··· Extracted records ···

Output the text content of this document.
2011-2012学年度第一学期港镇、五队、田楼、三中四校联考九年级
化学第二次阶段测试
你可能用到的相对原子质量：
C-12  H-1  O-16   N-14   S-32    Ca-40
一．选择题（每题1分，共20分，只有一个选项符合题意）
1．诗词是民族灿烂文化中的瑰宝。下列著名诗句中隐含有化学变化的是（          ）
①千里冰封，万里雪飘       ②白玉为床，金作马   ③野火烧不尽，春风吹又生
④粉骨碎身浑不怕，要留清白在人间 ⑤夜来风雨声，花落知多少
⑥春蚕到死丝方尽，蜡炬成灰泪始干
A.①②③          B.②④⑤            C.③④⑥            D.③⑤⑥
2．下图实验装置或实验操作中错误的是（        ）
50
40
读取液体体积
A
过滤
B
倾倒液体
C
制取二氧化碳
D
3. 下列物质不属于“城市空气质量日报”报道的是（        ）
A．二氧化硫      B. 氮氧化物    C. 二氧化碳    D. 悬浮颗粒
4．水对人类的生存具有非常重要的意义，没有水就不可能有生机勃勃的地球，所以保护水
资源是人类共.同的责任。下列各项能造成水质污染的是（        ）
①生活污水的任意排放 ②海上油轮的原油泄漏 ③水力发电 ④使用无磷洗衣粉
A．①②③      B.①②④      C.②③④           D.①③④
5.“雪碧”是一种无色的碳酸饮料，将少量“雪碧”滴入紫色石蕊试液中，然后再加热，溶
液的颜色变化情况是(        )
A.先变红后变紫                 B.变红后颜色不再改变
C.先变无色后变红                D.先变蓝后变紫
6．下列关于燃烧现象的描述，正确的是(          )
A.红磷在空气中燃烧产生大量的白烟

···

Copy out each line above, character for character.

Output the text content of this document.
2011-2012学年度第一学期港镇、五队、田楼、三中四校联考九年级
化学第二次阶段测试
你可能用到的相对原子质量：
C-12  H-1  O-16   N-14   S-32    Ca-40
一．选择题（每题1分，共20分，只有一个选项符合题意）
1．诗词是民族灿烂文化中的瑰宝。下列著名诗句中隐含有化学变化的是（          ）
①千里冰封，万里雪飘       ②白玉为床，金作马   ③野火烧不尽，春风吹又生
④粉骨碎身浑不怕，要留清白在人间 ⑤夜来风雨声，花落知多少
⑥春蚕到死丝方尽，蜡炬成灰泪始干
A.①②③          B.②④⑤            C.③④⑥            D.③⑤⑥
2．下图实验装置或实验操作中错误的是（        ）
50
40
读取液体体积
A
过滤
B
倾倒液体
C
制取二氧化碳
D
3. 下列物质不属于“城市空气质量日报”报道的是（        ）
A．二氧化硫      B. 氮氧化物    C. 二氧化碳    D. 悬浮颗粒
4．水对人类的生存具有非常重要的意义，没有水就不可能有生机勃勃的地球，所以保护水
资源是人类共.同的责任。下列各项能造成水质污染的是（        ）
①生活污水的任意排放 ②海上油轮的原油泄漏 ③水力发电 ④使用无磷洗衣粉
A．①②③      B.①②④      C.②③④           D.①③④
5.“雪碧”是一种无色的碳酸饮料，将少量“雪碧”滴入紫色石蕊试液中，然后再加热，溶
液的颜色变化情况是(        )
A.先变红后变紫                 B.变红后颜色不再改变
C.先变无色后变红                D.先变蓝后变紫
6．下列关于燃烧现象的描述，正确的是(          )
A.红磷在空气中燃烧产生大量的白烟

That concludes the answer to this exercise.